Written instruction: Check every line for the word "trigger" and give the number of lines where it occurs, nothing else.

Given data:
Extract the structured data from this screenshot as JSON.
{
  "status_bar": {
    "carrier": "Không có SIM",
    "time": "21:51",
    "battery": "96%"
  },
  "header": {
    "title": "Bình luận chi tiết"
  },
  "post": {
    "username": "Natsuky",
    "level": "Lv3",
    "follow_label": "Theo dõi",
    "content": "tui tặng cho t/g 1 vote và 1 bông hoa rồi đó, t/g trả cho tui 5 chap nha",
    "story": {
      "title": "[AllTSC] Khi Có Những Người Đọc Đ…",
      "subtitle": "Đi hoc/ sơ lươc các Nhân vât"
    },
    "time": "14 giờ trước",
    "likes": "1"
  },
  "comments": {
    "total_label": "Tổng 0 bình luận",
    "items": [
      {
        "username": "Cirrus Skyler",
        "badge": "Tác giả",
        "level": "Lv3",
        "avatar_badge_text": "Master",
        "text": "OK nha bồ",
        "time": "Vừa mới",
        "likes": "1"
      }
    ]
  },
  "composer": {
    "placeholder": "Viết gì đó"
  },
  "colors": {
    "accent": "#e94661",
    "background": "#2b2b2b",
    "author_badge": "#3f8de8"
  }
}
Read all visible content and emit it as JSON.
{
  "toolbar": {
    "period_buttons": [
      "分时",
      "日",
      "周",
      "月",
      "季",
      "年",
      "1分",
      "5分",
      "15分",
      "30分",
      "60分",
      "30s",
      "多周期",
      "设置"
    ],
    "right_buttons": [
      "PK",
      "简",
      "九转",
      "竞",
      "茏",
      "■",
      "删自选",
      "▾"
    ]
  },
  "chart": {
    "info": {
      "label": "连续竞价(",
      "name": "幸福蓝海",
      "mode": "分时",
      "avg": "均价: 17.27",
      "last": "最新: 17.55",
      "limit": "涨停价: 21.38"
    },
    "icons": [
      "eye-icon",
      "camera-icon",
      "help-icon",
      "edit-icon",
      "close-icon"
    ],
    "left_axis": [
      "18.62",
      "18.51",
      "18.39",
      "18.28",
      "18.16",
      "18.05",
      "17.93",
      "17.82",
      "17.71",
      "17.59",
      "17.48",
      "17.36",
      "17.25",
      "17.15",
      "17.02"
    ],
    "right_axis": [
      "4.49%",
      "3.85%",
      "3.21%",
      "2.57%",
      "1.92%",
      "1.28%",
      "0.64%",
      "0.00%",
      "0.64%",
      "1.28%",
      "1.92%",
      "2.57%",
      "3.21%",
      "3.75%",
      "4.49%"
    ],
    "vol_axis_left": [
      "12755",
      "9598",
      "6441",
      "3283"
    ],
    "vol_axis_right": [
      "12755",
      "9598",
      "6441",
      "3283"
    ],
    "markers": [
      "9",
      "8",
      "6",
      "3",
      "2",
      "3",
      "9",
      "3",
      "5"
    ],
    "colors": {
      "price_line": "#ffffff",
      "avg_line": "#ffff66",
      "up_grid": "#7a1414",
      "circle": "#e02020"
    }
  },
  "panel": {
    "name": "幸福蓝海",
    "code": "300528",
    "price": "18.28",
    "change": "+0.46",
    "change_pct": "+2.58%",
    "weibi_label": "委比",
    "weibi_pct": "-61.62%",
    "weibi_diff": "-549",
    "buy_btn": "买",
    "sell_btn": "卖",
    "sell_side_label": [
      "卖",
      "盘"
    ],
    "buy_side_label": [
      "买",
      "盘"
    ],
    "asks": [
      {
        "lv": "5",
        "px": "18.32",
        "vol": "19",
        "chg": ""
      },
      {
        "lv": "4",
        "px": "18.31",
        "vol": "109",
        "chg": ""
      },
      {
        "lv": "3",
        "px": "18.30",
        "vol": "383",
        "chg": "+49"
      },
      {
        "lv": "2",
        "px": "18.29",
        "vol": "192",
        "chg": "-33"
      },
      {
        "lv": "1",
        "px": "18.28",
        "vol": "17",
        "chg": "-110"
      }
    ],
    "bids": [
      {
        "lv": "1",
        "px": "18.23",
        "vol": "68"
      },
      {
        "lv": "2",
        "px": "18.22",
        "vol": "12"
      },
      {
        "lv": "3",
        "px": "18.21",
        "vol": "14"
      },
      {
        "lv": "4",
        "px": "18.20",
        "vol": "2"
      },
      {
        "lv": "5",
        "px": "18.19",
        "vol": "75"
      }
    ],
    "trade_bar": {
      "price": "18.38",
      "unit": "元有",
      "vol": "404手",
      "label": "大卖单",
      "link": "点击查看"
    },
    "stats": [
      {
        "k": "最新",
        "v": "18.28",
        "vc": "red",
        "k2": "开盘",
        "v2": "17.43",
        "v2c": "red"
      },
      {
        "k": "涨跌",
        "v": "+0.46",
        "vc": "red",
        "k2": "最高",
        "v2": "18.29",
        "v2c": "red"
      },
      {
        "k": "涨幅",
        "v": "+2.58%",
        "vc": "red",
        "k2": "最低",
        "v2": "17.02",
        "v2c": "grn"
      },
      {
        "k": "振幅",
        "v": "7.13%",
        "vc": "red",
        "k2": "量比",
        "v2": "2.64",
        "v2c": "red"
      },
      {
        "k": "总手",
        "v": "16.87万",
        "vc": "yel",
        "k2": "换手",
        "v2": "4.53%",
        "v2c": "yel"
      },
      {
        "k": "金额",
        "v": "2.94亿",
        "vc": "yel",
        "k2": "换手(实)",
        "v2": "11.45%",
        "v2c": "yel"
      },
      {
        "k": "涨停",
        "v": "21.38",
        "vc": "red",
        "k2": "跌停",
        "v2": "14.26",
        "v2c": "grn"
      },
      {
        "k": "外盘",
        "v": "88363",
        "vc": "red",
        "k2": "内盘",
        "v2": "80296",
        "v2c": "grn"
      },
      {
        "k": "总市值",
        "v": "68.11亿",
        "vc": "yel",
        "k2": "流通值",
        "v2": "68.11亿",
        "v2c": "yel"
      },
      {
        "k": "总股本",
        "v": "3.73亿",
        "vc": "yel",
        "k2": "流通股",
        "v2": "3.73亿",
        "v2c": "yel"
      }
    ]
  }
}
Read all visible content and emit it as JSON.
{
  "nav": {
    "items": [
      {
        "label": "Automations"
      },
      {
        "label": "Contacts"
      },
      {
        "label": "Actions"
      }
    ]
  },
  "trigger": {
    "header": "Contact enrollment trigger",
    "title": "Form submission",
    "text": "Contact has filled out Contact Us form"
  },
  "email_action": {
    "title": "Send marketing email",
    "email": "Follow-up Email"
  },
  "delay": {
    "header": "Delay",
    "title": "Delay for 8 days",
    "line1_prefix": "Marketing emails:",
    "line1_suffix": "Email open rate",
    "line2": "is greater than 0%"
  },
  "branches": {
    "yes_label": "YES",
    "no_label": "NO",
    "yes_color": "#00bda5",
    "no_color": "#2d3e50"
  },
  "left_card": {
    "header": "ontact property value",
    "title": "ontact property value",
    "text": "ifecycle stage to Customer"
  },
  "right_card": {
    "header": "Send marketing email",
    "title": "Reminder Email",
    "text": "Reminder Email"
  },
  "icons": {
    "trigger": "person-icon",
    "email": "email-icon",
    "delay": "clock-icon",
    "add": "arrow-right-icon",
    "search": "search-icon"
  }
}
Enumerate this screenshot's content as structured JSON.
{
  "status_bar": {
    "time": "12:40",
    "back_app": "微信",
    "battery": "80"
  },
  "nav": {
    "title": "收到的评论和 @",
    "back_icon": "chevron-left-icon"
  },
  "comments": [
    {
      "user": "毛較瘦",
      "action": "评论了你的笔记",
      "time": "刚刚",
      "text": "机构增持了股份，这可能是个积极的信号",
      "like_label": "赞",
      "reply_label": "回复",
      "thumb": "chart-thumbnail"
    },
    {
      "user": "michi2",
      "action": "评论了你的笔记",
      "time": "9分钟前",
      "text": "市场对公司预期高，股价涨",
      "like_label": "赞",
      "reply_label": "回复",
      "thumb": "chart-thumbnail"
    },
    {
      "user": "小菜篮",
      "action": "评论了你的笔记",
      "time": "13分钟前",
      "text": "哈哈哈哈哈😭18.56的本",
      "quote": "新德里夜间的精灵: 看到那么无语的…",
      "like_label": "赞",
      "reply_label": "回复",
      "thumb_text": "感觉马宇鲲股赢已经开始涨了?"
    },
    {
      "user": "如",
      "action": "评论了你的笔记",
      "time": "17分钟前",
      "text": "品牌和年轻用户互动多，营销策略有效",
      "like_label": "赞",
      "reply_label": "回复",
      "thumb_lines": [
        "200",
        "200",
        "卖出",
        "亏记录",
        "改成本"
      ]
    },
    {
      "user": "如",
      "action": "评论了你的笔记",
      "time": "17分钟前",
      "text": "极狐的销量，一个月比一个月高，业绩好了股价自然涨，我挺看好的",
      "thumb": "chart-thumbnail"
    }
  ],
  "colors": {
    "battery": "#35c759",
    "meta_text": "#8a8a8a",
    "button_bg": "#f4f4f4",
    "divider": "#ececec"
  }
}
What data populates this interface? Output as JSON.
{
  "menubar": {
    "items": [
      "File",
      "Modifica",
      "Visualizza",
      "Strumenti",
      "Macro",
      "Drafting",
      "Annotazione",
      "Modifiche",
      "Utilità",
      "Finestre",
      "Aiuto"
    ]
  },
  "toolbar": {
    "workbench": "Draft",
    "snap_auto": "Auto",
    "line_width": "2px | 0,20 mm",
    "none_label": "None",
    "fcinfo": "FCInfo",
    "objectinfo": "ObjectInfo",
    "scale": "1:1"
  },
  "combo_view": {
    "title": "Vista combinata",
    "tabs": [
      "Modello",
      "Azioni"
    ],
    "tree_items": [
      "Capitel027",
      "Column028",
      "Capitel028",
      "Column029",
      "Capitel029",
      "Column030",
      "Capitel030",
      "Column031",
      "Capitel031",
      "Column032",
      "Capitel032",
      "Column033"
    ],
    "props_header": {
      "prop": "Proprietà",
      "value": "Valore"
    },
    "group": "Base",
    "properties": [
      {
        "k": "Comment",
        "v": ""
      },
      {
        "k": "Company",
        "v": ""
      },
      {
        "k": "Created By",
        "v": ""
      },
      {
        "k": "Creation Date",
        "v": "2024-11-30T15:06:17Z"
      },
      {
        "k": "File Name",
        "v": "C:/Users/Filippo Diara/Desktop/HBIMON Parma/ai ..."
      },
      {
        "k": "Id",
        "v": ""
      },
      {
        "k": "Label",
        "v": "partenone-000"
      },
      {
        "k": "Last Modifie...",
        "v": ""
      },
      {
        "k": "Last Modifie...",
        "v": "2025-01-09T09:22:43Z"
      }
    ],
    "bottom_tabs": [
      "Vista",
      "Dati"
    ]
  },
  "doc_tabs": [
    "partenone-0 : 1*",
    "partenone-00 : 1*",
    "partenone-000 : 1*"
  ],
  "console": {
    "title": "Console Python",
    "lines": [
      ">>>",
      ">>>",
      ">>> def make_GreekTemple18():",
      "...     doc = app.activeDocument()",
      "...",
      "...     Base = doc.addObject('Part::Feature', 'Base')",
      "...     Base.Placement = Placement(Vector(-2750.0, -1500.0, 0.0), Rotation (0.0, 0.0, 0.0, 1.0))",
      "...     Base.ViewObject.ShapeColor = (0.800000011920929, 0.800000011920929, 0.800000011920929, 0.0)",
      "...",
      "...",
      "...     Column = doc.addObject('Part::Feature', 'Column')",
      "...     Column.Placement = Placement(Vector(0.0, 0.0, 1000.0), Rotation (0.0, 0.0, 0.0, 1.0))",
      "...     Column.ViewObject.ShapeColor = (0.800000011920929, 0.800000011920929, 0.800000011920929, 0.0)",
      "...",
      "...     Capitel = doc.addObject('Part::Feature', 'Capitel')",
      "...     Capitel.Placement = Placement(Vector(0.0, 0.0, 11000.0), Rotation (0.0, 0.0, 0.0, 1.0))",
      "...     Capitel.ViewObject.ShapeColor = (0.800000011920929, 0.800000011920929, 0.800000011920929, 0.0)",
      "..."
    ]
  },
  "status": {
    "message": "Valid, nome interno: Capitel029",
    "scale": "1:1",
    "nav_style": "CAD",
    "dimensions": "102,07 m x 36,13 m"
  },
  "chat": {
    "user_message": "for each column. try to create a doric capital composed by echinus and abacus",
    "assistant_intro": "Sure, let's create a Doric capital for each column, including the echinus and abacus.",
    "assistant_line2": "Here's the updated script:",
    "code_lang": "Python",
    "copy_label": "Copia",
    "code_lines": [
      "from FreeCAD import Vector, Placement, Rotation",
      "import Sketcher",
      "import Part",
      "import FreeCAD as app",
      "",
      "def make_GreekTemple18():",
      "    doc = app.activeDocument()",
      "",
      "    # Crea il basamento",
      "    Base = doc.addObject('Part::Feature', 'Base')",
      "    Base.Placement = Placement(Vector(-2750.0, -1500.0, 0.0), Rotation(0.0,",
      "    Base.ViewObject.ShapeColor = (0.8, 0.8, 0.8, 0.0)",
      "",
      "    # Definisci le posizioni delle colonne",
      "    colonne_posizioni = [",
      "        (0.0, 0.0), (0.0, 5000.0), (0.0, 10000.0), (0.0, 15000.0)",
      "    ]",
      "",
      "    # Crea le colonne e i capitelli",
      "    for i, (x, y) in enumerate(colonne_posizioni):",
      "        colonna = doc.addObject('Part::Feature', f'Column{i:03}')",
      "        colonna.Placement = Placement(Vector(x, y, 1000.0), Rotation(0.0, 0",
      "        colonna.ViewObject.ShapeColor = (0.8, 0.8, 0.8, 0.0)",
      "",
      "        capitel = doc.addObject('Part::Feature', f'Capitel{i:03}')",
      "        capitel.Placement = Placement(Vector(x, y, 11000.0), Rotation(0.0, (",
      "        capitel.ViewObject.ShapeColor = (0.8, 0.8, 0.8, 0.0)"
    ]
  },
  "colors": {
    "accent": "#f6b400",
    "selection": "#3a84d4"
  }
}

Answer in full: 3